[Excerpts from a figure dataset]
- - -

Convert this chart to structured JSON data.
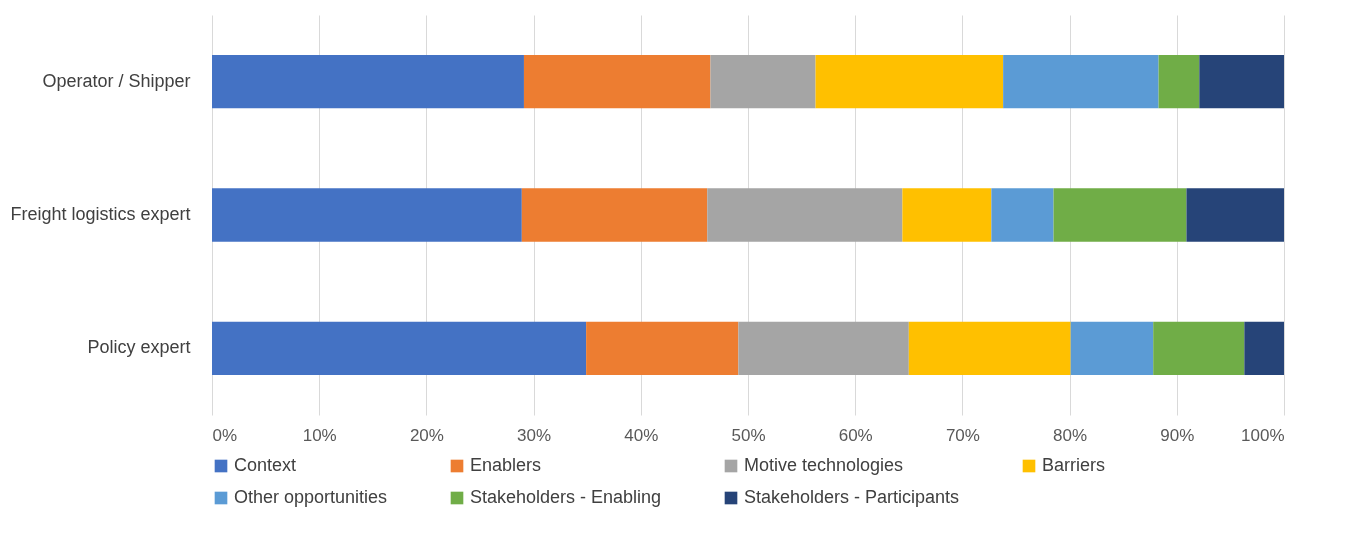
{
  "chart_data": {
    "type": "bar",
    "orientation": "horizontal",
    "stacked": true,
    "categories": [
      "Operator / Shipper",
      "Freight logistics expert",
      "Policy expert"
    ],
    "series": [
      {
        "name": "Context",
        "color": "#4472c4",
        "values": [
          29.1,
          28.9,
          34.9
        ]
      },
      {
        "name": "Enablers",
        "color": "#ed7d31",
        "values": [
          17.4,
          17.3,
          14.2
        ]
      },
      {
        "name": "Motive technologies",
        "color": "#a5a5a5",
        "values": [
          9.8,
          18.2,
          15.9
        ]
      },
      {
        "name": "Barriers",
        "color": "#ffc000",
        "values": [
          17.5,
          8.3,
          15.1
        ]
      },
      {
        "name": "Other opportunities",
        "color": "#5b9bd5",
        "values": [
          14.5,
          5.8,
          7.7
        ]
      },
      {
        "name": "Stakeholders - Enabling",
        "color": "#70ad47",
        "values": [
          3.8,
          12.4,
          8.5
        ]
      },
      {
        "name": "Stakeholders - Participants",
        "color": "#264478",
        "values": [
          7.9,
          9.1,
          3.7
        ]
      }
    ],
    "xlim": [
      0,
      100
    ],
    "xticks": [
      {
        "value": 0,
        "label": "0%"
      },
      {
        "value": 10,
        "label": "10%"
      },
      {
        "value": 20,
        "label": "20%"
      },
      {
        "value": 30,
        "label": "30%"
      },
      {
        "value": 40,
        "label": "40%"
      },
      {
        "value": 50,
        "label": "50%"
      },
      {
        "value": 60,
        "label": "60%"
      },
      {
        "value": 70,
        "label": "70%"
      },
      {
        "value": 80,
        "label": "80%"
      },
      {
        "value": 90,
        "label": "90%"
      },
      {
        "value": 100,
        "label": "100%"
      }
    ],
    "grid": "x",
    "legend": "bottom"
  }
}
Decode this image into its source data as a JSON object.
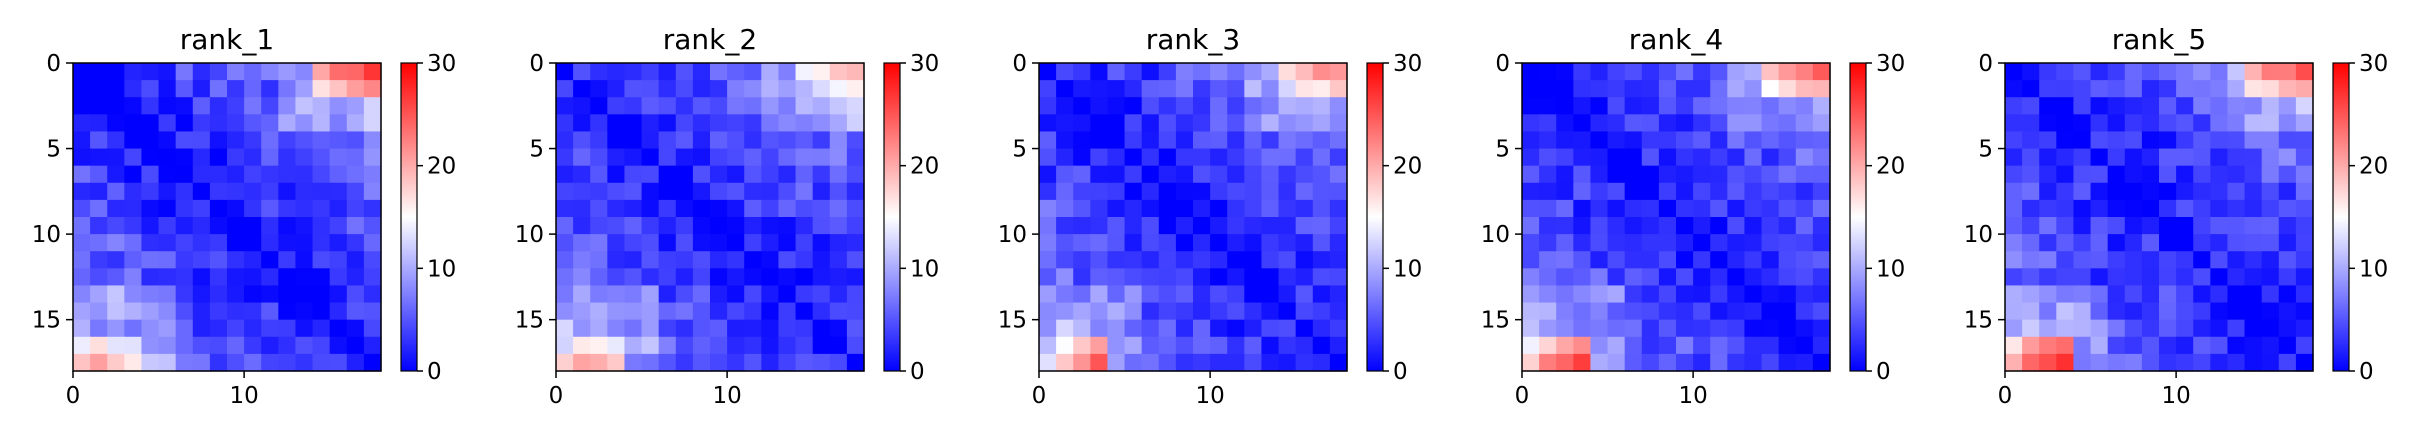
{
  "chart_data": {
    "type": "heatmap",
    "colormap": "bwr",
    "vmin": 0,
    "vmax": 30,
    "grid_size": 18,
    "x_ticks": [
      0,
      10
    ],
    "y_ticks": [
      0,
      5,
      10,
      15
    ],
    "colorbar_ticks": [
      0,
      10,
      20,
      30
    ],
    "panels": [
      {
        "title": "rank_1",
        "top_right": [
          20,
          23,
          24,
          26
        ],
        "bottom_left": [
          18,
          20,
          18,
          17
        ]
      },
      {
        "title": "rank_2",
        "top_right": [
          14,
          16,
          18,
          20
        ],
        "bottom_left": [
          17,
          21,
          20,
          18
        ]
      },
      {
        "title": "rank_3",
        "top_right": [
          17,
          20,
          21,
          22
        ],
        "bottom_left": [
          14,
          19,
          22,
          24
        ]
      },
      {
        "title": "rank_4",
        "top_right": [
          19,
          21,
          22,
          24
        ],
        "bottom_left": [
          18,
          22,
          24,
          26
        ]
      },
      {
        "title": "rank_5",
        "top_right": [
          20,
          22,
          23,
          25
        ],
        "bottom_left": [
          20,
          24,
          26,
          28
        ]
      }
    ]
  }
}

- - -

◆ **What you need to do**
Every record above should be written out again without change, except that the pictures are left out.

◆ **The answer**
Convert this chart to structured JSON data.
{
  "chart_data": {
    "type": "bar",
    "orientation": "horizontal",
    "stacked": true,
    "categories": [
      "Operator / Shipper",
      "Freight logistics expert",
      "Policy expert"
    ],
    "series": [
      {
        "name": "Context",
        "color": "#4472c4",
        "values": [
          29.1,
          28.9,
          34.9
        ]
      },
      {
        "name": "Enablers",
        "color": "#ed7d31",
        "values": [
          17.4,
          17.3,
          14.2
        ]
      },
      {
        "name": "Motive technologies",
        "color": "#a5a5a5",
        "values": [
          9.8,
          18.2,
          15.9
        ]
      },
      {
        "name": "Barriers",
        "color": "#ffc000",
        "values": [
          17.5,
          8.3,
          15.1
        ]
      },
      {
        "name": "Other opportunities",
        "color": "#5b9bd5",
        "values": [
          14.5,
          5.8,
          7.7
        ]
      },
      {
        "name": "Stakeholders - Enabling",
        "color": "#70ad47",
        "values": [
          3.8,
          12.4,
          8.5
        ]
      },
      {
        "name": "Stakeholders - Participants",
        "color": "#264478",
        "values": [
          7.9,
          9.1,
          3.7
        ]
      }
    ],
    "xlim": [
      0,
      100
    ],
    "xticks": [
      {
        "value": 0,
        "label": "0%"
      },
      {
        "value": 10,
        "label": "10%"
      },
      {
        "value": 20,
        "label": "20%"
      },
      {
        "value": 30,
        "label": "30%"
      },
      {
        "value": 40,
        "label": "40%"
      },
      {
        "value": 50,
        "label": "50%"
      },
      {
        "value": 60,
        "label": "60%"
      },
      {
        "value": 70,
        "label": "70%"
      },
      {
        "value": 80,
        "label": "80%"
      },
      {
        "value": 90,
        "label": "90%"
      },
      {
        "value": 100,
        "label": "100%"
      }
    ],
    "grid": "x",
    "legend": "bottom"
  }
}
Decode this image into its source data as a JSON object.
{
  "chart_data": {
    "type": "heatmap",
    "colormap": "bwr",
    "vmin": 0,
    "vmax": 30,
    "grid_size": 18,
    "x_ticks": [
      0,
      10
    ],
    "y_ticks": [
      0,
      5,
      10,
      15
    ],
    "colorbar_ticks": [
      0,
      10,
      20,
      30
    ],
    "panels": [
      {
        "title": "rank_1",
        "top_right": [
          20,
          23,
          24,
          26
        ],
        "bottom_left": [
          18,
          20,
          18,
          17
        ]
      },
      {
        "title": "rank_2",
        "top_right": [
          14,
          16,
          18,
          20
        ],
        "bottom_left": [
          17,
          21,
          20,
          18
        ]
      },
      {
        "title": "rank_3",
        "top_right": [
          17,
          20,
          21,
          22
        ],
        "bottom_left": [
          14,
          19,
          22,
          24
        ]
      },
      {
        "title": "rank_4",
        "top_right": [
          19,
          21,
          22,
          24
        ],
        "bottom_left": [
          18,
          22,
          24,
          26
        ]
      },
      {
        "title": "rank_5",
        "top_right": [
          20,
          22,
          23,
          25
        ],
        "bottom_left": [
          20,
          24,
          26,
          28
        ]
      }
    ]
  }
}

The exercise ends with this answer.